##### Material for the task

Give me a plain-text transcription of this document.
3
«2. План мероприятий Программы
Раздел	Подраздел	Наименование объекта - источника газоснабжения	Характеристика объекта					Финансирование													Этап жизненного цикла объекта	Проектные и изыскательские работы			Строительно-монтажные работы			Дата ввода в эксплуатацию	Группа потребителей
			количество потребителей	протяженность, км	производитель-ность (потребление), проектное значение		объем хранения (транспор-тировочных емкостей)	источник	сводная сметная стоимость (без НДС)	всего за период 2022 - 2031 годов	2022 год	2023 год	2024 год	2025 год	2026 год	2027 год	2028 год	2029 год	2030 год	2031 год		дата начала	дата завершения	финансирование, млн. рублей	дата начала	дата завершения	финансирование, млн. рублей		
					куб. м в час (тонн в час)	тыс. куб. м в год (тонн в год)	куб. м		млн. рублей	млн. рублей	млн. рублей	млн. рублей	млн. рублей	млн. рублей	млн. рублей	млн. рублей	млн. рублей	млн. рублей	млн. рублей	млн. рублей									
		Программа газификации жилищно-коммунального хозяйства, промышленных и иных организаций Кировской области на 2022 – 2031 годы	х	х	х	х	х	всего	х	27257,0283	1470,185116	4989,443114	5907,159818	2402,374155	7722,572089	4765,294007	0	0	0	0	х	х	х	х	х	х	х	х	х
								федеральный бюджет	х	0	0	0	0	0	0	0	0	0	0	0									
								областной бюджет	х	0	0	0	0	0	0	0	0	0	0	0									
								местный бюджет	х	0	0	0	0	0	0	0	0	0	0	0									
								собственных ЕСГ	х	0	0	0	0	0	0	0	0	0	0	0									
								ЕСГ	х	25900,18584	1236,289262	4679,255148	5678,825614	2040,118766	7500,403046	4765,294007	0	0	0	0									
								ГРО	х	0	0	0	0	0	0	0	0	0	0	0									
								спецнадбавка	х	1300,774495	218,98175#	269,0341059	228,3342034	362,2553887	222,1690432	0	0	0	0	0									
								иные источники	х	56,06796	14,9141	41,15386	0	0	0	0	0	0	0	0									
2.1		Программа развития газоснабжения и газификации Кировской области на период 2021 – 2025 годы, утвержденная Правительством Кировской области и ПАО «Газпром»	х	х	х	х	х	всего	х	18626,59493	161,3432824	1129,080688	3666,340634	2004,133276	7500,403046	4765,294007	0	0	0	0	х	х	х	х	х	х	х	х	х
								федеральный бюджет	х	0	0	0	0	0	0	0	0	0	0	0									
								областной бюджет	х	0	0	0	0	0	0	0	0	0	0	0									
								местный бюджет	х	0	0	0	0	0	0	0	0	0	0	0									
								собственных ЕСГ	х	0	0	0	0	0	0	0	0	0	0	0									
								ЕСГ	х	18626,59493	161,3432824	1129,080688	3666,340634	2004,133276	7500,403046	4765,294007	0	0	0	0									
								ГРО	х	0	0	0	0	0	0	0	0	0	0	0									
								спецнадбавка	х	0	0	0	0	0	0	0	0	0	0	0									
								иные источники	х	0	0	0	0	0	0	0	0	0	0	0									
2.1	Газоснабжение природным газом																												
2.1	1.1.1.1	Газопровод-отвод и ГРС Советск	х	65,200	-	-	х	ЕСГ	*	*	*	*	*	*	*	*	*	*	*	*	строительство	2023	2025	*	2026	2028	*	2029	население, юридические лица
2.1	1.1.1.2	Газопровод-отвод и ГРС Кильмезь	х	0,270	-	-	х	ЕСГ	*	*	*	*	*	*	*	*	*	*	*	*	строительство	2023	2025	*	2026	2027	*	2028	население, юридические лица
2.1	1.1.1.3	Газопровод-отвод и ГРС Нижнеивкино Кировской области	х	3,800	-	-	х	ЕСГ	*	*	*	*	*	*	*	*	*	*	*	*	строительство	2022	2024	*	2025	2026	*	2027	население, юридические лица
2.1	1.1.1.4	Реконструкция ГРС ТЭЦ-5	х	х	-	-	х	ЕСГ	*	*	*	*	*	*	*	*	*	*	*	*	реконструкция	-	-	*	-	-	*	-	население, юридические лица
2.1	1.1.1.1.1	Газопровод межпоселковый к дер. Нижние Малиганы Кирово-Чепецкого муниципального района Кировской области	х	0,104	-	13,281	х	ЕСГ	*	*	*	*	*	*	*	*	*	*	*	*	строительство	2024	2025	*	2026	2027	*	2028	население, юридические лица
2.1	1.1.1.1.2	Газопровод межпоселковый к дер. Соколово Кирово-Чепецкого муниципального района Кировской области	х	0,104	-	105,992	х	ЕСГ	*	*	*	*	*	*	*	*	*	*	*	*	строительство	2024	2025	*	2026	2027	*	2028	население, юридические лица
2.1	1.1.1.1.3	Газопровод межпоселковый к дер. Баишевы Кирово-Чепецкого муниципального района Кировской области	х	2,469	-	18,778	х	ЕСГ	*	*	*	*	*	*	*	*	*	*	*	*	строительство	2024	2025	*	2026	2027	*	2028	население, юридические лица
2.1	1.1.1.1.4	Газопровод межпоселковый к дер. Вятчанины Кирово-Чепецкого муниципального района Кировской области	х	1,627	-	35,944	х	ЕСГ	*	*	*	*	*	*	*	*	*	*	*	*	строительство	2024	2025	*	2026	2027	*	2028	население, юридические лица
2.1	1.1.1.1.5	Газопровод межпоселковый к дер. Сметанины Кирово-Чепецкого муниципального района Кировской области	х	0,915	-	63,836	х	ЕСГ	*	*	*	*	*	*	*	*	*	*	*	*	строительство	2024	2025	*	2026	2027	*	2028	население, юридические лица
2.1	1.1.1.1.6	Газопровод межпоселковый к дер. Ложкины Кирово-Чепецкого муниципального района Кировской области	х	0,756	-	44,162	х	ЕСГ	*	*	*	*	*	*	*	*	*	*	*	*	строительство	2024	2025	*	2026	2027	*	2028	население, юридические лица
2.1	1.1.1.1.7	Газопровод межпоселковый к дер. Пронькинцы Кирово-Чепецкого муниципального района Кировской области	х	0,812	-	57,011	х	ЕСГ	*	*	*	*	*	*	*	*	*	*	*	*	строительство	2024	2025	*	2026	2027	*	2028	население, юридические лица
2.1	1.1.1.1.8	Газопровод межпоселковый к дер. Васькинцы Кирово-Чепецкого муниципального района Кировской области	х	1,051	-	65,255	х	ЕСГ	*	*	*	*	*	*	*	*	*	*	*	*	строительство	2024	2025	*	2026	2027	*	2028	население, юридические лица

##########

What is expected:
Collect each line holding the string "рублей".

Solution for this problem:
			количество потребителей	протяженность, км	производитель-ность (потребление), проектное значение		объем хранения (транспор-тировочных емкостей)	источник	сводная сметная стоимость (без НДС)	всего за период 2022 - 2031 годов	2022 год	2023 год	2024 год	2025 год	2026 год	2027 год	2028 год	2029 год	2030 год	2031 год		дата начала	дата завершения	финансирование, млн. рублей	дата начала	дата завершения	финансирование, млн. рублей		
					куб. м в час (тонн в час)	тыс. куб. м в год (тонн в год)	куб. м		млн. рублей	млн. рублей	млн. рублей	млн. рублей	млн. рублей	млн. рублей	млн. рублей	млн. рублей	млн. рублей	млн. рублей	млн. рублей	млн. рублей									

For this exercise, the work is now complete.